──────── Study material

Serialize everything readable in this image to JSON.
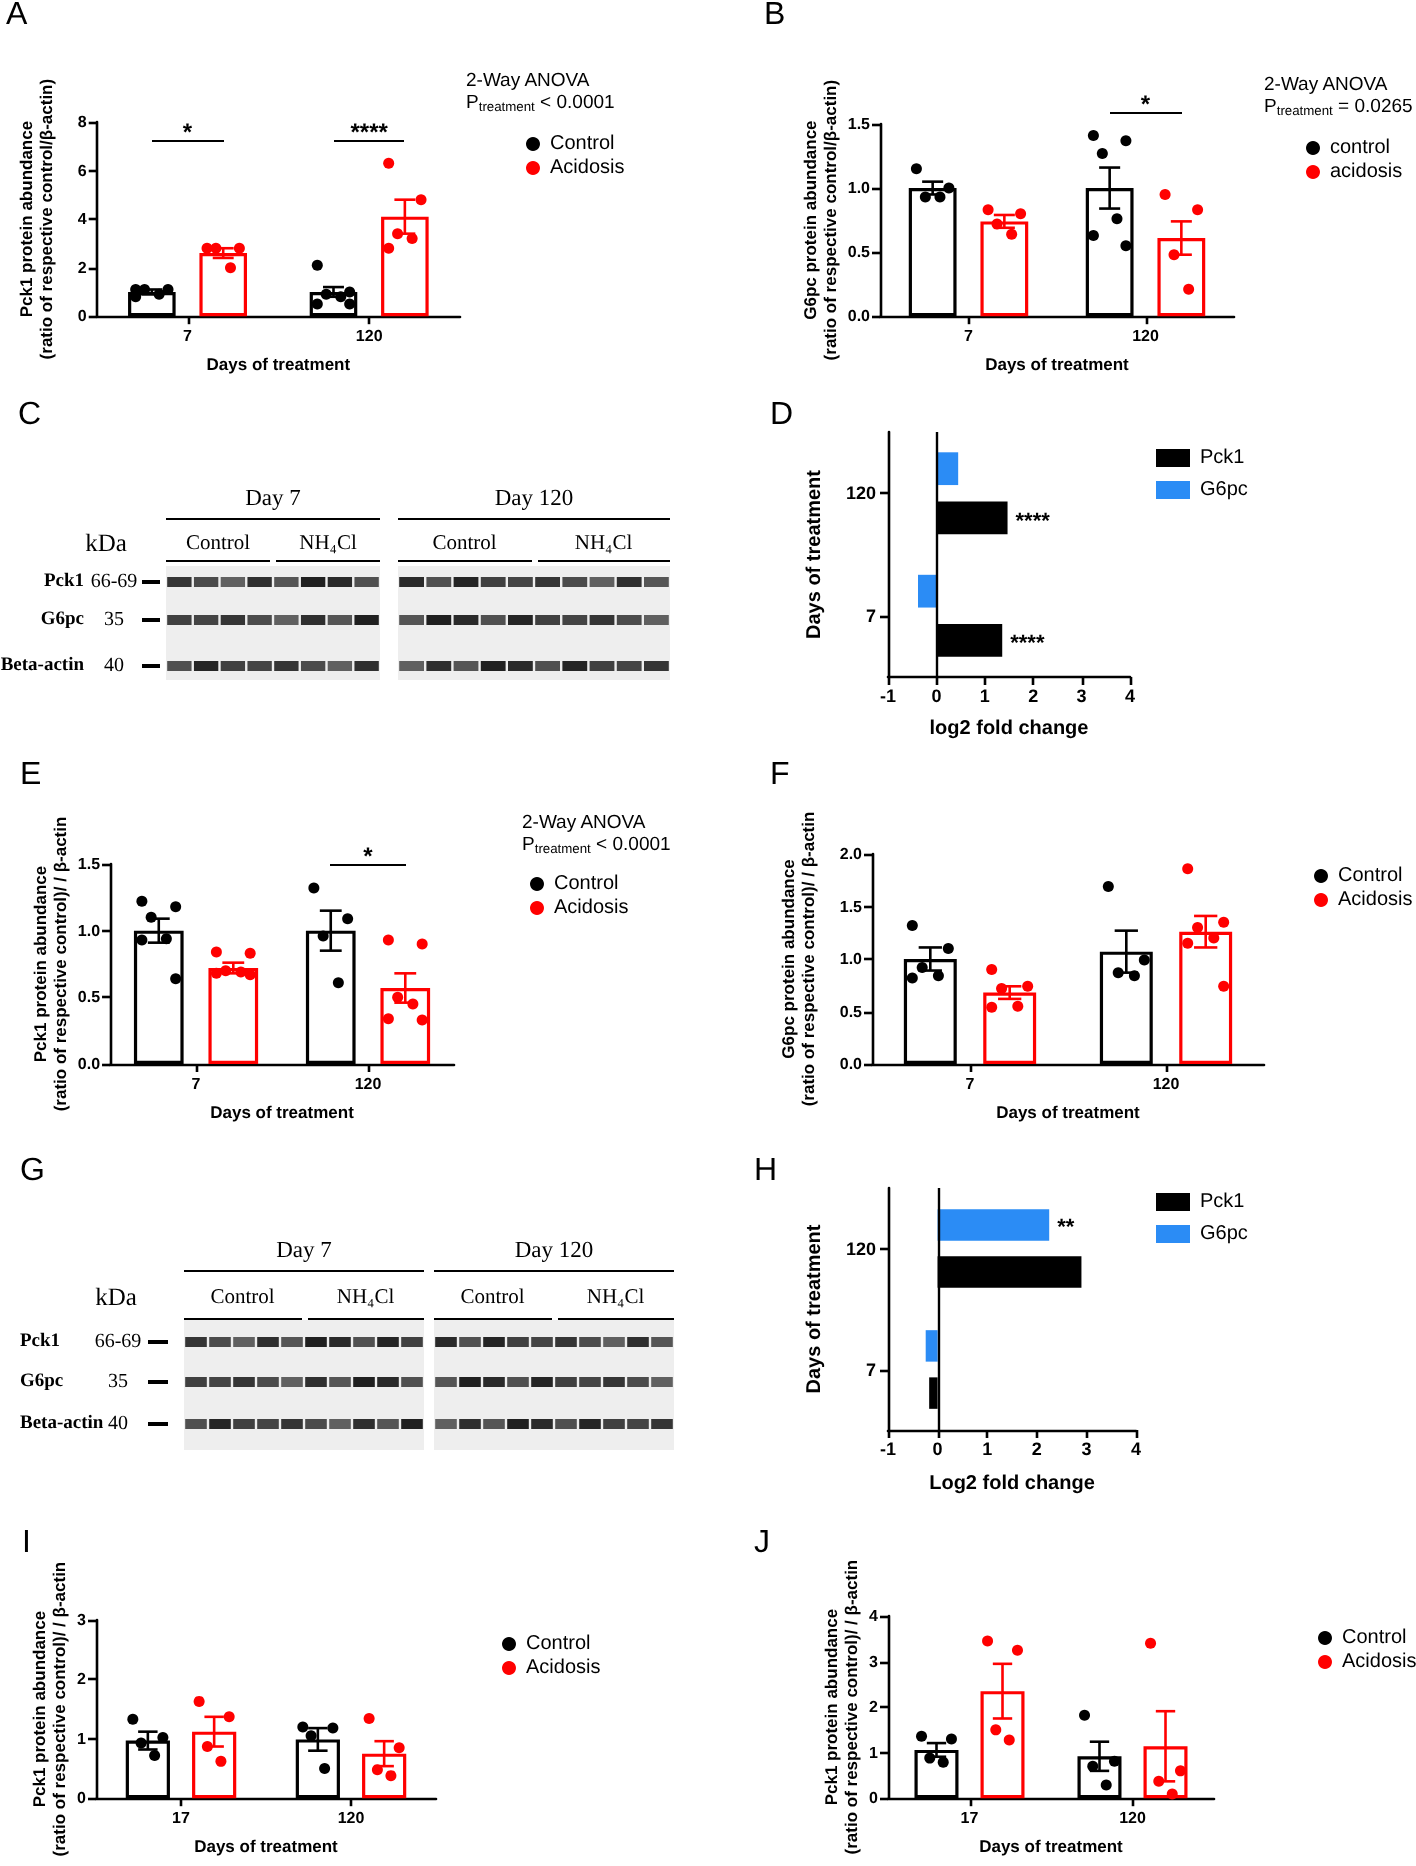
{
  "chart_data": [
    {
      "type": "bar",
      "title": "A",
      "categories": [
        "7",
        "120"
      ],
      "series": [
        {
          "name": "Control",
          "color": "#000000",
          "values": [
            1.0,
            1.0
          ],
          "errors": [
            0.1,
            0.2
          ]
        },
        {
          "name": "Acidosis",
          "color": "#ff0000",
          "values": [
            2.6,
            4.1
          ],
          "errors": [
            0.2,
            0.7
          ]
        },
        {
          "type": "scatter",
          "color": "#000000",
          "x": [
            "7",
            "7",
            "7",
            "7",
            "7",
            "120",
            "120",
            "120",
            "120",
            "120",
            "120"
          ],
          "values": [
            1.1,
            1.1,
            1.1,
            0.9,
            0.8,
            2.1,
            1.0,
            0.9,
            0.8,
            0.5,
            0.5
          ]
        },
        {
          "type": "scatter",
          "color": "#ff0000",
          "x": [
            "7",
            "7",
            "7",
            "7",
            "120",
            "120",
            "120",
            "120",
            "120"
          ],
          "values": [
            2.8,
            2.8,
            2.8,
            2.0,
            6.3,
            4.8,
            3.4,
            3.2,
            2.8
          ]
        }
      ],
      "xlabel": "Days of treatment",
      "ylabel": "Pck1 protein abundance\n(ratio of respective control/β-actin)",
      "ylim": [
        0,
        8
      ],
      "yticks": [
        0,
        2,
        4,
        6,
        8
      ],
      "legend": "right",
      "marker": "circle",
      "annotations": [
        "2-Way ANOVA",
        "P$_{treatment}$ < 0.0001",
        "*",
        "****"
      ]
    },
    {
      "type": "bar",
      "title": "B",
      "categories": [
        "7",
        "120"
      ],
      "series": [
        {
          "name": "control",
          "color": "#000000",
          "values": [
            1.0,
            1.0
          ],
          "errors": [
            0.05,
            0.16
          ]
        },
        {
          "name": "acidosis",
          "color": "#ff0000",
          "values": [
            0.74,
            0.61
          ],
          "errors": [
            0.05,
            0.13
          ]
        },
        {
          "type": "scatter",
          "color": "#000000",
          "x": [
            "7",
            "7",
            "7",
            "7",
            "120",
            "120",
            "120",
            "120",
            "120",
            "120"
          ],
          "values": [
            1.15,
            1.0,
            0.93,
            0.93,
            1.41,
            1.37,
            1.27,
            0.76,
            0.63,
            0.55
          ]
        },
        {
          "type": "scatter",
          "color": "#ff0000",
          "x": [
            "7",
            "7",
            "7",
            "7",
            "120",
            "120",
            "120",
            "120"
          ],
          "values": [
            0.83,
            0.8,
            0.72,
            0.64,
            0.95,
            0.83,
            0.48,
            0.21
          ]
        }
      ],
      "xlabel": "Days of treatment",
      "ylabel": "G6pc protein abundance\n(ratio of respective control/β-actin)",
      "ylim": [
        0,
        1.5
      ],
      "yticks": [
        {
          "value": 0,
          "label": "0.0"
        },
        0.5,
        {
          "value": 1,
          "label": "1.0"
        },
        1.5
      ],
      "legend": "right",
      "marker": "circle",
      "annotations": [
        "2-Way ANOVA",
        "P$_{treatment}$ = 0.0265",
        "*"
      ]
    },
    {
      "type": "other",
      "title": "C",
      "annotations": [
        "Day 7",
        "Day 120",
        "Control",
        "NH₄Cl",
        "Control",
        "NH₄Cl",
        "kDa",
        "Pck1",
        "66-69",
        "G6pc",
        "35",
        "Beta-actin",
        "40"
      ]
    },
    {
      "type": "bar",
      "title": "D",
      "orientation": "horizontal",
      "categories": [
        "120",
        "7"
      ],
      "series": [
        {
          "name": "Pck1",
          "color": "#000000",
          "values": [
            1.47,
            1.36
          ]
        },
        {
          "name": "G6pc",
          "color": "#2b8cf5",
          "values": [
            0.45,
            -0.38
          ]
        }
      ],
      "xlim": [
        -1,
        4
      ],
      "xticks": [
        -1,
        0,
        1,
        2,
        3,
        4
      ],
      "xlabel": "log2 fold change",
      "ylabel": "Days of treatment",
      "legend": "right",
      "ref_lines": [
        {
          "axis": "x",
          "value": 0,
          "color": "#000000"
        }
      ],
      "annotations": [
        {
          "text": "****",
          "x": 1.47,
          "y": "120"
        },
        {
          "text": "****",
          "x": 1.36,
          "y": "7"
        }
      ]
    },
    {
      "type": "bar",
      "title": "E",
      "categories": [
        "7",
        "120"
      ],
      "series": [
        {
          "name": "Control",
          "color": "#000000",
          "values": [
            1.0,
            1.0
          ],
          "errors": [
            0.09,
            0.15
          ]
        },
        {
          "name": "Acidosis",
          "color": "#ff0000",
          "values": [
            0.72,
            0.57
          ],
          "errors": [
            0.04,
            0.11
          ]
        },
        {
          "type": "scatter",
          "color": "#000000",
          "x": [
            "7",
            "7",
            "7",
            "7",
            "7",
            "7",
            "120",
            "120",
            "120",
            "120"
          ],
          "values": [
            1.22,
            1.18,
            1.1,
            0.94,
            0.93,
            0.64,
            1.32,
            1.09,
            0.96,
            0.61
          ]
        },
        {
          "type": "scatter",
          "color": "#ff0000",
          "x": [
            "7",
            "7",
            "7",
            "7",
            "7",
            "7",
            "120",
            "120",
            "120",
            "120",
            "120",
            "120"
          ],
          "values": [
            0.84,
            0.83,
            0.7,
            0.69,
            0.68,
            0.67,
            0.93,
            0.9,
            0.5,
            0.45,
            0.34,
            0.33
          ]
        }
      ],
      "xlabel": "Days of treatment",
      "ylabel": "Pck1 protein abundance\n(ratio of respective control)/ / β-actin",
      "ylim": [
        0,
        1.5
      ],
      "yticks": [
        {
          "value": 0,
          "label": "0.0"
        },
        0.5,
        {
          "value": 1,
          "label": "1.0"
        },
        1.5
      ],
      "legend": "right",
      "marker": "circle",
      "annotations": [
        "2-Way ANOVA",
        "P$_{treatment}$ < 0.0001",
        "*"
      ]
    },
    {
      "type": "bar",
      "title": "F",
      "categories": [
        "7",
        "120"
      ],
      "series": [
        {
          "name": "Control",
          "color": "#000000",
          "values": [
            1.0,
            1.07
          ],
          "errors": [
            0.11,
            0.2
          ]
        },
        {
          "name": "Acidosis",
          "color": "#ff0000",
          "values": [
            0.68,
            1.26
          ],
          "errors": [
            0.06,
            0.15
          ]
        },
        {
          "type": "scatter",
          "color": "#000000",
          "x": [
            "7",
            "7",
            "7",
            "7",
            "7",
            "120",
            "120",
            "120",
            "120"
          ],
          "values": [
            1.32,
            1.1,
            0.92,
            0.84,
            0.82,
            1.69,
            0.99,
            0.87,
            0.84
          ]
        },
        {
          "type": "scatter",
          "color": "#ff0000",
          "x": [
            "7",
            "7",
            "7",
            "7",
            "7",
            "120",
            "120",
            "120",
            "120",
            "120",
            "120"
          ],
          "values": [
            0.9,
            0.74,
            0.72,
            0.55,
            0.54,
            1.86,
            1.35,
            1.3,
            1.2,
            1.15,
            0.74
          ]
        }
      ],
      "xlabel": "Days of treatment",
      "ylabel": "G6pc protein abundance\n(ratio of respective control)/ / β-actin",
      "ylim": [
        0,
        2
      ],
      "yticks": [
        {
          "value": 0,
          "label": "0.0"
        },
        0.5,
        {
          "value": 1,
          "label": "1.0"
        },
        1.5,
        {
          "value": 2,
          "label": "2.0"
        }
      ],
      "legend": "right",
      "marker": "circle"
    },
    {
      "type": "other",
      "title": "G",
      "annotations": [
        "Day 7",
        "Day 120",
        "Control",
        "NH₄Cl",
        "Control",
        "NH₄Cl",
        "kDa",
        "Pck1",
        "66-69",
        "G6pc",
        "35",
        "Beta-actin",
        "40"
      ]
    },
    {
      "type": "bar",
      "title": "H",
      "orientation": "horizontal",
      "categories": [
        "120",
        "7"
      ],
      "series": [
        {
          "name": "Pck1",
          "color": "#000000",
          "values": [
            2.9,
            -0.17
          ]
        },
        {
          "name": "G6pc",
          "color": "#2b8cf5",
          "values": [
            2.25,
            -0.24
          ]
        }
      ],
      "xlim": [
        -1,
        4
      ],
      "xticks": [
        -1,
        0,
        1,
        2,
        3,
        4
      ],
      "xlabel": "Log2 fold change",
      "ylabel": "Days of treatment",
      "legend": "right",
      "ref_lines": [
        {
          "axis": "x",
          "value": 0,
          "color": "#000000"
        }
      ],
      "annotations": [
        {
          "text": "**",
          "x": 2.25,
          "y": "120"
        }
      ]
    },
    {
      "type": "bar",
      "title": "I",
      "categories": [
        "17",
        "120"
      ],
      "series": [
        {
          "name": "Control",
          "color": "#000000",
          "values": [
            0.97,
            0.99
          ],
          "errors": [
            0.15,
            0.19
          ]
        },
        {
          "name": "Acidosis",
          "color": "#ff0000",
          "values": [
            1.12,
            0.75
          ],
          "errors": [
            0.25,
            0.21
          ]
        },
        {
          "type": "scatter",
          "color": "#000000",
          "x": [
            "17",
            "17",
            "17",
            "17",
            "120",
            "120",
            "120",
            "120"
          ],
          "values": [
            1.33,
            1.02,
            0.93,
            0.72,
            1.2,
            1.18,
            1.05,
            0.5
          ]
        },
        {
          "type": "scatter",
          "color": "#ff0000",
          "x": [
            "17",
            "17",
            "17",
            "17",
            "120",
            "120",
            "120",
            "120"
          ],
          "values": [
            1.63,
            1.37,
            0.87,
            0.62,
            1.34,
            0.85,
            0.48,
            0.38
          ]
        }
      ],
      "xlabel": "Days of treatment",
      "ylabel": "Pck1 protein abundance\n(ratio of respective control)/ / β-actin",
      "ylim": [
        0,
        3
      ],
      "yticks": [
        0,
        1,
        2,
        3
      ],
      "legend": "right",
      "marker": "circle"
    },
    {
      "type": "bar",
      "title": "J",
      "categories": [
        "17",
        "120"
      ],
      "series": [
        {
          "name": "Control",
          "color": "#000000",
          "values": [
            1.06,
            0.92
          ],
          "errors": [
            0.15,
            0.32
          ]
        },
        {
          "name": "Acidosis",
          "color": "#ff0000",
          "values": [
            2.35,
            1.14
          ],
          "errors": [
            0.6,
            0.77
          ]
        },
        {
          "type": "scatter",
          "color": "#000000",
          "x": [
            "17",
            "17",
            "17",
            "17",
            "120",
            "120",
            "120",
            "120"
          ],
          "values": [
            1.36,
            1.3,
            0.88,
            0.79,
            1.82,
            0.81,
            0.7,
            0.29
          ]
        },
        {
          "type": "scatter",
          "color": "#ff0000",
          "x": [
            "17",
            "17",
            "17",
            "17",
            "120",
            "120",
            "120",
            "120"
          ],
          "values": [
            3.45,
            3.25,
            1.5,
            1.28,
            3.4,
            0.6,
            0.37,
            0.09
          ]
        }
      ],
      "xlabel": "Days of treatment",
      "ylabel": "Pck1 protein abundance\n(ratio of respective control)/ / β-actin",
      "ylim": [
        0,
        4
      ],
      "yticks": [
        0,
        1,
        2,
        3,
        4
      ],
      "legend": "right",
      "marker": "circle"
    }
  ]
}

────────────────

What the exercise asks:
Check each line of the records for "fold" and copy the ones that contain it.

Exercise response:
      "xlabel": "log2 fold change",
      "xlabel": "Log2 fold change",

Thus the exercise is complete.